**Given instruction:** Return the records in full, exactly as given.

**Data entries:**
※ ※ ※
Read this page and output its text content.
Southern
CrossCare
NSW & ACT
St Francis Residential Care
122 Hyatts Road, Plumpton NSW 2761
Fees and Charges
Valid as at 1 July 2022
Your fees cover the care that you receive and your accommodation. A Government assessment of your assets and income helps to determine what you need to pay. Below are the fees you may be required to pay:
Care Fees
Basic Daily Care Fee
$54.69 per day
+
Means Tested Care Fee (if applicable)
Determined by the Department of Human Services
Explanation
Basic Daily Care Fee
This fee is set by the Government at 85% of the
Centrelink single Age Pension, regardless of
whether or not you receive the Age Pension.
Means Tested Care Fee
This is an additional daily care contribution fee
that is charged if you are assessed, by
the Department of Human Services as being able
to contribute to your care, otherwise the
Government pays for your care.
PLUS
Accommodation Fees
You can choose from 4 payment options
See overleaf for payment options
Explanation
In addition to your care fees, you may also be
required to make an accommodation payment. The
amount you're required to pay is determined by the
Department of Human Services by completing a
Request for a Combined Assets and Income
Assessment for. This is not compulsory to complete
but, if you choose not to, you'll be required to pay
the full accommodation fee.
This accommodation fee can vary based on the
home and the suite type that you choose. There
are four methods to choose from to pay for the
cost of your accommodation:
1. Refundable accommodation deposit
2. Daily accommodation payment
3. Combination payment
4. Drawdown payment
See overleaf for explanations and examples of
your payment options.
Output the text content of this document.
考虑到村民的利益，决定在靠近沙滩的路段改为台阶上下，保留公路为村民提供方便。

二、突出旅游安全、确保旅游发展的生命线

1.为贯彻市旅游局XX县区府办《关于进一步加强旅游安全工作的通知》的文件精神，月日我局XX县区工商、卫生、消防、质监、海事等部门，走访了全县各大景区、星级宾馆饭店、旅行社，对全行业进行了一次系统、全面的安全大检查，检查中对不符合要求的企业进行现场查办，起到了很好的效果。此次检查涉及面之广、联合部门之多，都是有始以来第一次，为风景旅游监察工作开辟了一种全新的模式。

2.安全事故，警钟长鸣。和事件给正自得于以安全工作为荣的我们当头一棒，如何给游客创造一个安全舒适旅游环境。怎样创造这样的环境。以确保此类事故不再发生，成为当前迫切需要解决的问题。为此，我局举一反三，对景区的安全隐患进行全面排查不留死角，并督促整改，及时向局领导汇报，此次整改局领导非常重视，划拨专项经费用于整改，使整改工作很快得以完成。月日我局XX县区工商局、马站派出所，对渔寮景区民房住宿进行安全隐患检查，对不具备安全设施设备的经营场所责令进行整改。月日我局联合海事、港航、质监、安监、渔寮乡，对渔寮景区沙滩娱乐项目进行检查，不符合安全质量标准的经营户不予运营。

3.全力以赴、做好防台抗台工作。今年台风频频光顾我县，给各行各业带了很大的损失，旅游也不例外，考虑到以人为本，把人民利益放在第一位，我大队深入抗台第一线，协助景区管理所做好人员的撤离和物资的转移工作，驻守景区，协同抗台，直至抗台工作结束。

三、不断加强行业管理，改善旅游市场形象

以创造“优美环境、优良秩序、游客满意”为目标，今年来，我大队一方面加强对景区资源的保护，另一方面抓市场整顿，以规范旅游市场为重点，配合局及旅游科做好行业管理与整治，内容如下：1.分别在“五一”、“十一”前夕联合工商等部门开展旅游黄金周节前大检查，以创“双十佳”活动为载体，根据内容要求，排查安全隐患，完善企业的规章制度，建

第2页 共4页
※ ※ ※
**Task result:**
Read this page and output its text content.
Southern
CrossCare
NSW & ACT
St Francis Residential Care
122 Hyatts Road, Plumpton NSW 2761
Fees and Charges
Valid as at 1 July 2022
Your fees cover the care that you receive and your accommodation. A Government assessment of your assets and income helps to determine what you need to pay. Below are the fees you may be required to pay:
Care Fees
Basic Daily Care Fee
$54.69 per day
+
Means Tested Care Fee (if applicable)
Determined by the Department of Human Services
Explanation
Basic Daily Care Fee
This fee is set by the Government at 85% of the
Centrelink single Age Pension, regardless of
whether or not you receive the Age Pension.
Means Tested Care Fee
This is an additional daily care contribution fee
that is charged if you are assessed, by
the Department of Human Services as being able
to contribute to your care, otherwise the
Government pays for your care.
PLUS
Accommodation Fees
You can choose from 4 payment options
See overleaf for payment options
Explanation
In addition to your care fees, you may also be
required to make an accommodation payment. The
amount you're required to pay is determined by the
Department of Human Services by completing a
Request for a Combined Assets and Income
Assessment for. This is not compulsory to complete
but, if you choose not to, you'll be required to pay
the full accommodation fee.
This accommodation fee can vary based on the
home and the suite type that you choose. There
are four methods to choose from to pay for the
cost of your accommodation:
1. Refundable accommodation deposit
2. Daily accommodation payment
3. Combination payment
4. Drawdown payment
See overleaf for explanations and examples of
your payment options.
Output the text content of this document.
考虑到村民的利益，决定在靠近沙滩的路段改为台阶上下，保留公路为村民提供方便。

二、突出旅游安全、确保旅游发展的生命线

1.为贯彻市旅游局XX县区府办《关于进一步加强旅游安全工作的通知》的文件精神，月日我局XX县区工商、卫生、消防、质监、海事等部门，走访了全县各大景区、星级宾馆饭店、旅行社，对全行业进行了一次系统、全面的安全大检查，检查中对不符合要求的企业进行现场查办，起到了很好的效果。此次检查涉及面之广、联合部门之多，都是有始以来第一次，为风景旅游监察工作开辟了一种全新的模式。

2.安全事故，警钟长鸣。和事件给正自得于以安全工作为荣的我们当头一棒，如何给游客创造一个安全舒适旅游环境。怎样创造这样的环境。以确保此类事故不再发生，成为当前迫切需要解决的问题。为此，我局举一反三，对景区的安全隐患进行全面排查不留死角，并督促整改，及时向局领导汇报，此次整改局领导非常重视，划拨专项经费用于整改，使整改工作很快得以完成。月日我局XX县区工商局、马站派出所，对渔寮景区民房住宿进行安全隐患检查，对不具备安全设施设备的经营场所责令进行整改。月日我局联合海事、港航、质监、安监、渔寮乡，对渔寮景区沙滩娱乐项目进行检查，不符合安全质量标准的经营户不予运营。

3.全力以赴、做好防台抗台工作。今年台风频频光顾我县，给各行各业带了很大的损失，旅游也不例外，考虑到以人为本，把人民利益放在第一位，我大队深入抗台第一线，协助景区管理所做好人员的撤离和物资的转移工作，驻守景区，协同抗台，直至抗台工作结束。

三、不断加强行业管理，改善旅游市场形象

以创造“优美环境、优良秩序、游客满意”为目标，今年来，我大队一方面加强对景区资源的保护，另一方面抓市场整顿，以规范旅游市场为重点，配合局及旅游科做好行业管理与整治，内容如下：1.分别在“五一”、“十一”前夕联合工商等部门开展旅游黄金周节前大检查，以创“双十佳”活动为载体，根据内容要求，排查安全隐患，完善企业的规章制度，建

第2页 共4页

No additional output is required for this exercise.